Given data:
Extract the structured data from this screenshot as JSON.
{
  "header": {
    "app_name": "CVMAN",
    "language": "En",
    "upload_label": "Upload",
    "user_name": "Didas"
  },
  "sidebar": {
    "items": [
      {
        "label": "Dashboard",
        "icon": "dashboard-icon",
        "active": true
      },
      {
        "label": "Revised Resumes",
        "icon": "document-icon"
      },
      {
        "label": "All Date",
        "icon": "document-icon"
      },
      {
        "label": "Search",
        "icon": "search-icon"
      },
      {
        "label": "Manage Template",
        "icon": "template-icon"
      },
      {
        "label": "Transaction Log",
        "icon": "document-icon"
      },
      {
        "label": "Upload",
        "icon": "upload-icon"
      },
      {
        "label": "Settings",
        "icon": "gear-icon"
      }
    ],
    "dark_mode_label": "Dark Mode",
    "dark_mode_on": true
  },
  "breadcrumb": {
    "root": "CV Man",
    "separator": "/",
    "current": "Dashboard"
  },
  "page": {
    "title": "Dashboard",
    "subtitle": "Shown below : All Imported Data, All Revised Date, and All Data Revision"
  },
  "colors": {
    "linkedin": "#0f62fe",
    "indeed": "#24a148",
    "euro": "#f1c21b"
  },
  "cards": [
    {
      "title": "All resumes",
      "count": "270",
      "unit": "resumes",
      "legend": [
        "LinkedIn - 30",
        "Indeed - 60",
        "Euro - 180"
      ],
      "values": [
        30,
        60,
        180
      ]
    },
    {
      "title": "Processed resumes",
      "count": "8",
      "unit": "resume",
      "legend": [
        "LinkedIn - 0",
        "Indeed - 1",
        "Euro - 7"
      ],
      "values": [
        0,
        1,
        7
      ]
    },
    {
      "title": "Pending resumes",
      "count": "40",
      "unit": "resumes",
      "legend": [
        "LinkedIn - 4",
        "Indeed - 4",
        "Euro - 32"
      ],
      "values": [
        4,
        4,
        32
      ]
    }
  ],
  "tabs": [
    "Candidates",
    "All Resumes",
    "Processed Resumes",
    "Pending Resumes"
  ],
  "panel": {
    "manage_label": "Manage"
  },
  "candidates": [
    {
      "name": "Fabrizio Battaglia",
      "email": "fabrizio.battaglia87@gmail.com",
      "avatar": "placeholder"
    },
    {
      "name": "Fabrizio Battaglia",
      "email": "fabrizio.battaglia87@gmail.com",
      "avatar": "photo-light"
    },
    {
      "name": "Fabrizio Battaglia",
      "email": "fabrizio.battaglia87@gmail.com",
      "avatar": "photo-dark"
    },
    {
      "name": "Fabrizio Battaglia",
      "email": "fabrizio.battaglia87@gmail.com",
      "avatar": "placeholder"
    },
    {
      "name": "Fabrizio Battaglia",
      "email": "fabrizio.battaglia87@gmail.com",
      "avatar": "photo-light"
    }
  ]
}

Problem description: Output all records verbatim.

Exercise response:
Extract the structured data from this screenshot as JSON.
{
  "header": {
    "app_name": "CVMAN",
    "language": "En",
    "upload_label": "Upload",
    "user_name": "Didas"
  },
  "sidebar": {
    "items": [
      {
        "label": "Dashboard",
        "icon": "dashboard-icon",
        "active": true
      },
      {
        "label": "Revised Resumes",
        "icon": "document-icon"
      },
      {
        "label": "All Date",
        "icon": "document-icon"
      },
      {
        "label": "Search",
        "icon": "search-icon"
      },
      {
        "label": "Manage Template",
        "icon": "template-icon"
      },
      {
        "label": "Transaction Log",
        "icon": "document-icon"
      },
      {
        "label": "Upload",
        "icon": "upload-icon"
      },
      {
        "label": "Settings",
        "icon": "gear-icon"
      }
    ],
    "dark_mode_label": "Dark Mode",
    "dark_mode_on": true
  },
  "breadcrumb": {
    "root": "CV Man",
    "separator": "/",
    "current": "Dashboard"
  },
  "page": {
    "title": "Dashboard",
    "subtitle": "Shown below : All Imported Data, All Revised Date, and All Data Revision"
  },
  "colors": {
    "linkedin": "#0f62fe",
    "indeed": "#24a148",
    "euro": "#f1c21b"
  },
  "cards": [
    {
      "title": "All resumes",
      "count": "270",
      "unit": "resumes",
      "legend": [
        "LinkedIn - 30",
        "Indeed - 60",
        "Euro - 180"
      ],
      "values": [
        30,
        60,
        180
      ]
    },
    {
      "title": "Processed resumes",
      "count": "8",
      "unit": "resume",
      "legend": [
        "LinkedIn - 0",
        "Indeed - 1",
        "Euro - 7"
      ],
      "values": [
        0,
        1,
        7
      ]
    },
    {
      "title": "Pending resumes",
      "count": "40",
      "unit": "resumes",
      "legend": [
        "LinkedIn - 4",
        "Indeed - 4",
        "Euro - 32"
      ],
      "values": [
        4,
        4,
        32
      ]
    }
  ],
  "tabs": [
    "Candidates",
    "All Resumes",
    "Processed Resumes",
    "Pending Resumes"
  ],
  "panel": {
    "manage_label": "Manage"
  },
  "candidates": [
    {
      "name": "Fabrizio Battaglia",
      "email": "fabrizio.battaglia87@gmail.com",
      "avatar": "placeholder"
    },
    {
      "name": "Fabrizio Battaglia",
      "email": "fabrizio.battaglia87@gmail.com",
      "avatar": "photo-light"
    },
    {
      "name": "Fabrizio Battaglia",
      "email": "fabrizio.battaglia87@gmail.com",
      "avatar": "photo-dark"
    },
    {
      "name": "Fabrizio Battaglia",
      "email": "fabrizio.battaglia87@gmail.com",
      "avatar": "placeholder"
    },
    {
      "name": "Fabrizio Battaglia",
      "email": "fabrizio.battaglia87@gmail.com",
      "avatar": "photo-light"
    }
  ]
}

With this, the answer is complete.